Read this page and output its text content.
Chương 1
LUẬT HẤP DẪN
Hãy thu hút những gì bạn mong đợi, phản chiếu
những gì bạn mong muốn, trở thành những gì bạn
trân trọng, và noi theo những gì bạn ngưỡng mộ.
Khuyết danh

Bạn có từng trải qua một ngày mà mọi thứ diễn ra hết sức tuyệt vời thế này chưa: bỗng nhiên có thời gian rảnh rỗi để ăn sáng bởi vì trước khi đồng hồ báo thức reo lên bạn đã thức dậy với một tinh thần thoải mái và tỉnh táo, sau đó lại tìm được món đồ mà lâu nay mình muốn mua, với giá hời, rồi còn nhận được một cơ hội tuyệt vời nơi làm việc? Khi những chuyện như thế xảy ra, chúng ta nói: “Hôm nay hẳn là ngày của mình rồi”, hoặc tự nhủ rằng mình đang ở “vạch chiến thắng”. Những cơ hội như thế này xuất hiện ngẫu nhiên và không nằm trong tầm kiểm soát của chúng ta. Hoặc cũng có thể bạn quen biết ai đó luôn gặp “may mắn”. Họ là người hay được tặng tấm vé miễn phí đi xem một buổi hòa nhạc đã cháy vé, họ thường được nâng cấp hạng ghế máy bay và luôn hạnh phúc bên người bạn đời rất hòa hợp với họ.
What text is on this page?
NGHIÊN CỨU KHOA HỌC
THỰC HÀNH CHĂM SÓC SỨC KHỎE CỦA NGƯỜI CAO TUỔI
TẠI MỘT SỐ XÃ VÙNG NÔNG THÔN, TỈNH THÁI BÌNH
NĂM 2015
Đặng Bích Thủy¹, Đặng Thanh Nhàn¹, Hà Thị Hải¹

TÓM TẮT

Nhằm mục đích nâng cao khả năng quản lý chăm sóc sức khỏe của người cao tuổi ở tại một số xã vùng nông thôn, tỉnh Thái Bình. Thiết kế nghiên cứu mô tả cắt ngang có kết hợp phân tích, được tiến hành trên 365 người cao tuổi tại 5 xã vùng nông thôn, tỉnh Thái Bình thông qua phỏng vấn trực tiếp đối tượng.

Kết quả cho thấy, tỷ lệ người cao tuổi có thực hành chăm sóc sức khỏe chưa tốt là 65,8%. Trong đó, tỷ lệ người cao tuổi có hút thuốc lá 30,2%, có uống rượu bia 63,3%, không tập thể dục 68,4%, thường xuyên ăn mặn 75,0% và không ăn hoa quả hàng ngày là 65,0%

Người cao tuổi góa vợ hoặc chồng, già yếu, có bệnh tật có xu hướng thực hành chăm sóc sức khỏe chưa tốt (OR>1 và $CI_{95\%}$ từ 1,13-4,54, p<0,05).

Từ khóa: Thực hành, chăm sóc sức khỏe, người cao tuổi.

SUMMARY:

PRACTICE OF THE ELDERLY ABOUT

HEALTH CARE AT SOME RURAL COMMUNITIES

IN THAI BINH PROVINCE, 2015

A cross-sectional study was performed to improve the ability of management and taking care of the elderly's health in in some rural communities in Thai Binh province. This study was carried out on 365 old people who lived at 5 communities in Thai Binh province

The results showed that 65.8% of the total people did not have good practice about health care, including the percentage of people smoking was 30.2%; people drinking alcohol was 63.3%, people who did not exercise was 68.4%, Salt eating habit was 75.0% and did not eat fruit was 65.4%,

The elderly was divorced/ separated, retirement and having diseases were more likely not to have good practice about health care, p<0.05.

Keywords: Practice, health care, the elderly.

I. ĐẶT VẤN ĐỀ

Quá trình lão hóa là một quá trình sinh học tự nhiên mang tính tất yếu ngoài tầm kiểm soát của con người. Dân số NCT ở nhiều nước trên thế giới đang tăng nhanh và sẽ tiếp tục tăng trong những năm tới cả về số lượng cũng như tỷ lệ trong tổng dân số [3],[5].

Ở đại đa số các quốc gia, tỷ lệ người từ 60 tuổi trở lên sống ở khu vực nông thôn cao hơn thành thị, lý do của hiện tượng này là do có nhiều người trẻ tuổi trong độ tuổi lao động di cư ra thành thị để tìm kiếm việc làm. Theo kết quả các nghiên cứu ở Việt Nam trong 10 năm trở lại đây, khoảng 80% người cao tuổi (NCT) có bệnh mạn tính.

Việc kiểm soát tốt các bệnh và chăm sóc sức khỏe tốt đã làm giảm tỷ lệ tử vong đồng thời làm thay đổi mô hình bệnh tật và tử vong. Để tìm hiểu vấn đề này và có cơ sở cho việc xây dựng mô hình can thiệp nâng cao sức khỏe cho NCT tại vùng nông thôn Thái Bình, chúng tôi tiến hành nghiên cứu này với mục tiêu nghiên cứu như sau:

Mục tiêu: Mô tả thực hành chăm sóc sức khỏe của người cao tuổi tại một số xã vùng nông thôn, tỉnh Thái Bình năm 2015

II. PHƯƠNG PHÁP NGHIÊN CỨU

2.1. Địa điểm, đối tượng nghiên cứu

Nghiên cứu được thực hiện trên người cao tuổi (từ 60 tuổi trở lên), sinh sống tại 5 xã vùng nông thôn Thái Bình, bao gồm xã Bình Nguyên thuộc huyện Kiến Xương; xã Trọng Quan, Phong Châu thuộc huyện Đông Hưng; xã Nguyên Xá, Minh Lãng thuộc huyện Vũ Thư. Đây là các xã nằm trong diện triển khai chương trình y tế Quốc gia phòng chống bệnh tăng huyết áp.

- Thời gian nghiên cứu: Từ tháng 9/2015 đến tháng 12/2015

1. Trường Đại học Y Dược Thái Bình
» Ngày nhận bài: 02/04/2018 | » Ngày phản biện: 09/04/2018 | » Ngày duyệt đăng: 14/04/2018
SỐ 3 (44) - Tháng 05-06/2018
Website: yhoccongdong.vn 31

━━━━

Extract lines where the string "mong" occurs.

### Final answer:
Hãy thu hút những gì bạn mong đợi, phản chiếu
những gì bạn mong muốn, trở thành những gì bạn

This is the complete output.